▸ Document text:
******************************

In building the customer database, you have to decide on what
information to collect.
• The most important information to capture is the transaction
history of each buyer. Knowing what a customer has purchased
in the past affords many clues as to what he or she
might be interested in buying next time.
• You could benefit by collecting demographic information
about each buyer. For consumers, this means age, education,
income, family size, and other attributes. For business buyers,
this means job position, job responsibilities, job relationships,
and contact addresses.
• You may want to add psychographic information describing the
activities, interests, and opinions (AIO) of individual customers
and how they think, make decisions, and influence others.
The second challenge is to get this information. You train your
salespeople to gather and enter useful information into the customer’s
file after each sales visit. Your telemarketers can gather additional
information by phoning customers or credit rating agencies.
The third challenge is to maintain and update the information.
About 20 percent of the information in your customer database can
become obsolete each year. You need telemarketers to phone a sample
of customers each working day to update the information.
The fourth challenge is to use the information. Many companies
fail to use the information they have. Supermarket chains have
mountains of scanner data on individual customer purchases but fail
to use these data for one-to-one marketing. Banks collect rich transaction
information that mostly goes unanalyzed. At the very least,
these companies need to hire a person skilled in data mining. By applying
advanced statistical techniques, the data miner might detect
interesting trends, segments, and opportunities.
With all these benefits, why don’t more companies adopt
database marketing? All this costs money. Consultant Martha
Rogers of Peppers & Rogers Group does not deny the costs: “Establishing
a rich data warehouse can cost millions of dollars
for the technology and the associated implementation and
process changes. Throw in a few hundred thousand for strategic
consulting, a little more for various data integration and
change management issues, and voilà, you’ve got yourself one
hefty investment.”

******************************

▸ Information supplied:
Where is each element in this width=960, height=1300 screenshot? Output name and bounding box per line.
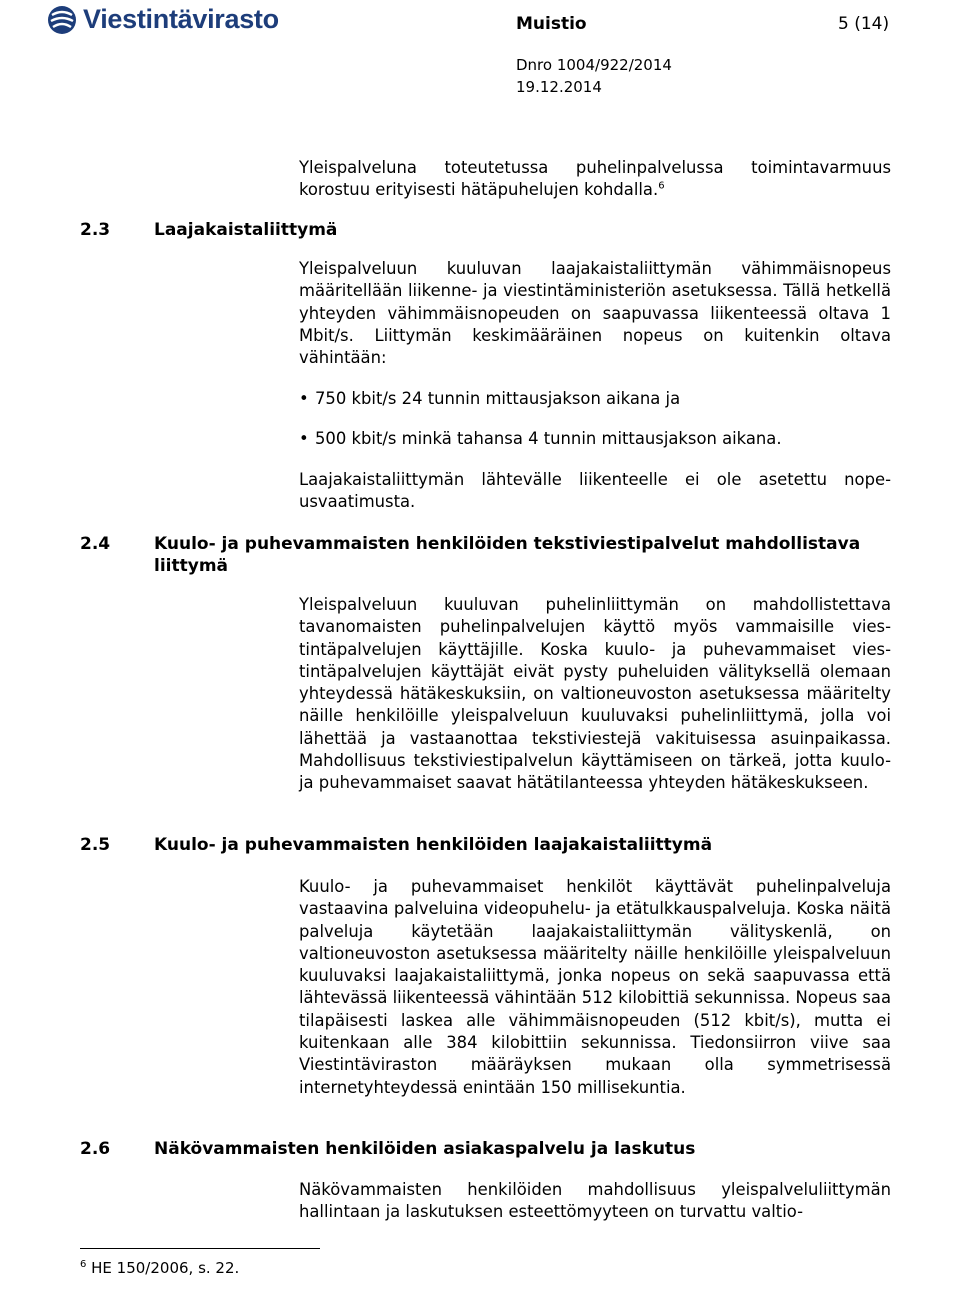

******************************

▸ Required tasks:
#1 According to the customer database passage, about how much of the information in a customer database can become obsolete each year?
#2 In the customer database passage, reproduce the part that begins at the words "The third challenge" and ends after the words "to update the information.".

▸ Task results:
#1 About 20 percent.

#2
The third challenge is to maintain and update the information.
About 20 percent of the information in your customer database can
become obsolete each year. You need telemarketers to phone a sample
of customers each working day to update the information.